Give again, unaltered, the line with "Read this page and output its text content." and all lines that follow it in the listing below, minus any pictures.

[Start of INPUT DATA]

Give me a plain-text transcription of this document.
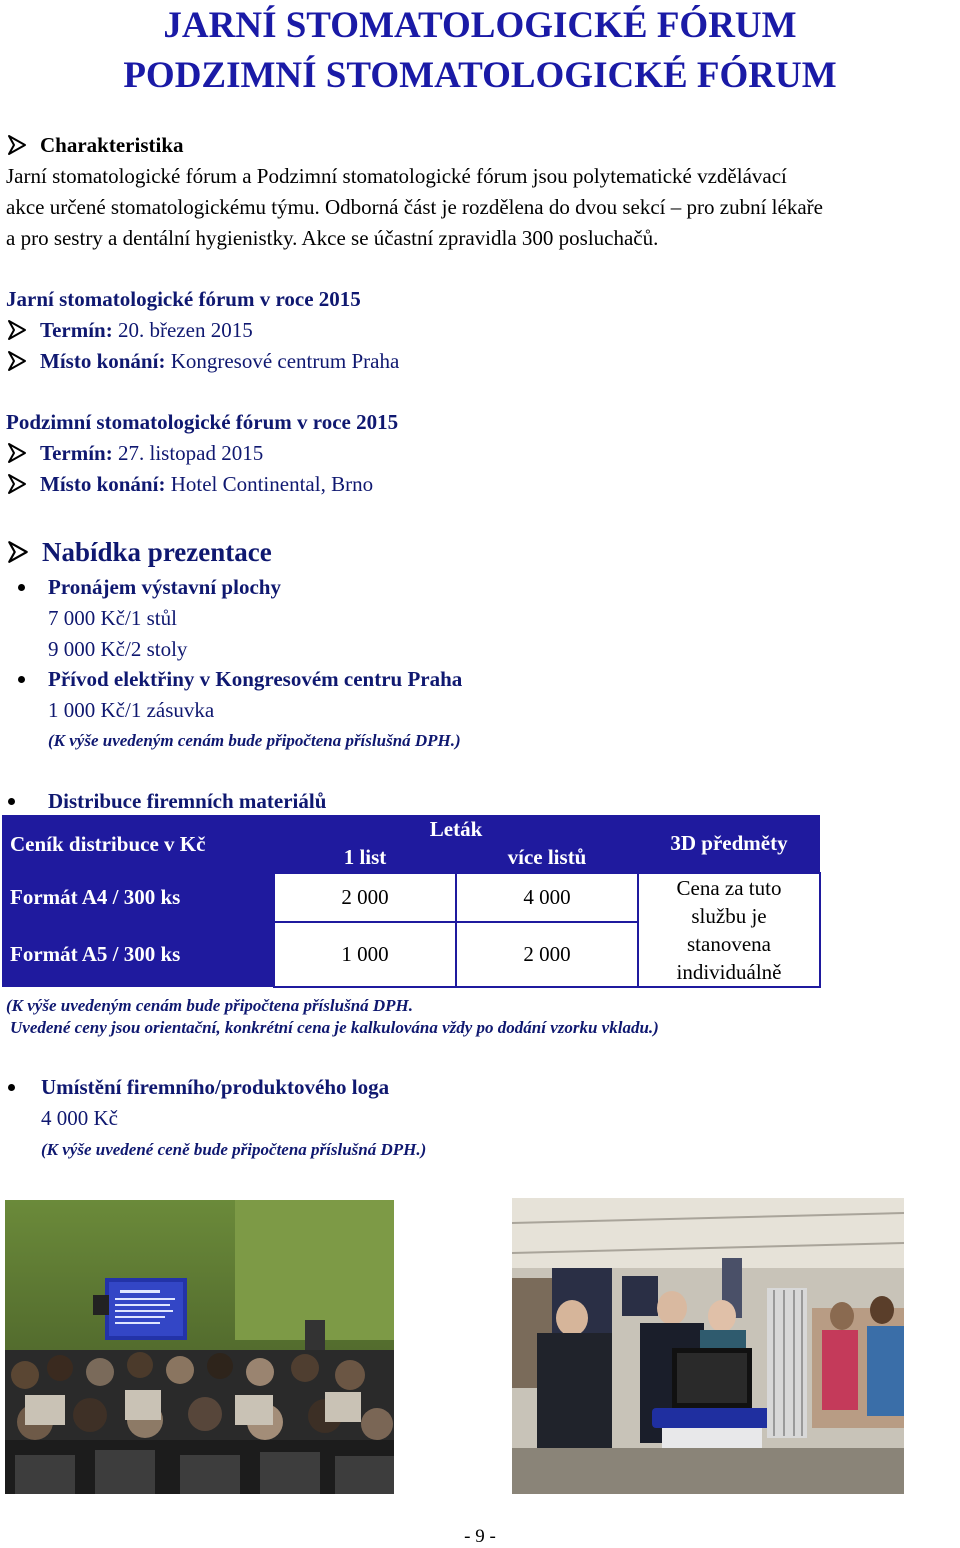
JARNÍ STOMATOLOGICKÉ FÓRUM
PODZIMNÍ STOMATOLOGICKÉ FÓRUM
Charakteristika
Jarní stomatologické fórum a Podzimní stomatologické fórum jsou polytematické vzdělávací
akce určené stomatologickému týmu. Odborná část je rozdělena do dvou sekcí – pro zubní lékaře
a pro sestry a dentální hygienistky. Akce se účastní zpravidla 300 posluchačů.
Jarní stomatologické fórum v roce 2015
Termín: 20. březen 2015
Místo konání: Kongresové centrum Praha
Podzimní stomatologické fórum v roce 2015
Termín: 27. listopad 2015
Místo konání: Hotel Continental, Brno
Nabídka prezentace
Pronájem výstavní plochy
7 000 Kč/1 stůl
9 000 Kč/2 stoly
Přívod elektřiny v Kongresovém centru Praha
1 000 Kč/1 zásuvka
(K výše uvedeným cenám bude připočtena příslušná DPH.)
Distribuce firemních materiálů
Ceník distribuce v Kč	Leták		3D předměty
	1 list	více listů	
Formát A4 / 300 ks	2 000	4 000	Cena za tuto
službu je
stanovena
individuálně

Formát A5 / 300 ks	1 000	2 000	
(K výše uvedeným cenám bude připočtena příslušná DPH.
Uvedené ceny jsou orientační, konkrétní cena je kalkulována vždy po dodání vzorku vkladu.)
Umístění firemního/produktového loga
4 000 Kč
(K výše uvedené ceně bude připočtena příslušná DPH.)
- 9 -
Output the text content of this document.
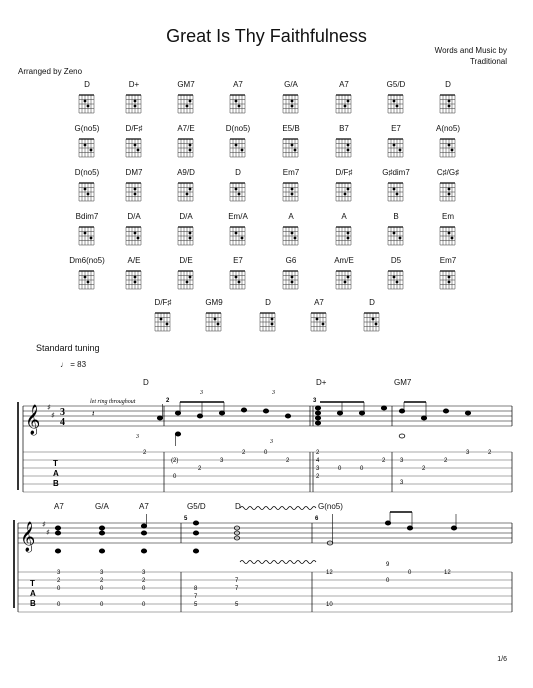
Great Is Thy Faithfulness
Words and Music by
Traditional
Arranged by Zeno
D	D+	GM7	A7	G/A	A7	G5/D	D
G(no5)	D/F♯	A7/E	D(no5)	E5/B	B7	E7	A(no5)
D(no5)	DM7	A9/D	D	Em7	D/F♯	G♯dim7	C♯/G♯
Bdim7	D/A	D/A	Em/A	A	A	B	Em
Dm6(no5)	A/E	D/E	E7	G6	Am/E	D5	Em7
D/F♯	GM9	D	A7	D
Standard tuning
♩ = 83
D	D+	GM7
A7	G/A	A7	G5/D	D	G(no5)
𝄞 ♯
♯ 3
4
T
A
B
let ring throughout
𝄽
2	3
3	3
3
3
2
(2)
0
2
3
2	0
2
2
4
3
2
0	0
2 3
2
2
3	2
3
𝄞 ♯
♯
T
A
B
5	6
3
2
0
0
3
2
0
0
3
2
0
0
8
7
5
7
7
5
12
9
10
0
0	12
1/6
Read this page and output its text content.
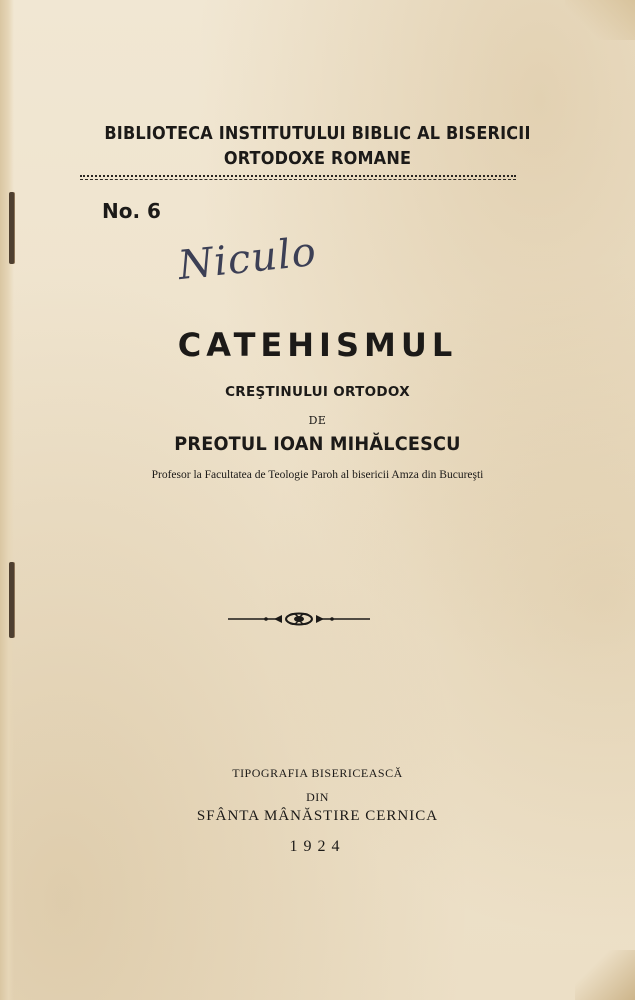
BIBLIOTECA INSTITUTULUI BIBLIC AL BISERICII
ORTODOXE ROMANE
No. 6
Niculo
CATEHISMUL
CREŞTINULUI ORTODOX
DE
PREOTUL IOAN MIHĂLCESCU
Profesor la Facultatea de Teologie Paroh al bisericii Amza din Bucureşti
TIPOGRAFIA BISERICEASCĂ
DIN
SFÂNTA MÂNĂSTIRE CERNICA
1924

[End of INPUT DATA]

> **RESPONSE TO THE TASK**:
Read this page and output its text content.
BIBLIOTECA INSTITUTULUI BIBLIC AL BISERICII
ORTODOXE ROMANE
No. 6
Niculo
CATEHISMUL
CREŞTINULUI ORTODOX
DE
PREOTUL IOAN MIHĂLCESCU
Profesor la Facultatea de Teologie Paroh al bisericii Amza din Bucureşti
TIPOGRAFIA BISERICEASCĂ
DIN
SFÂNTA MÂNĂSTIRE CERNICA
1924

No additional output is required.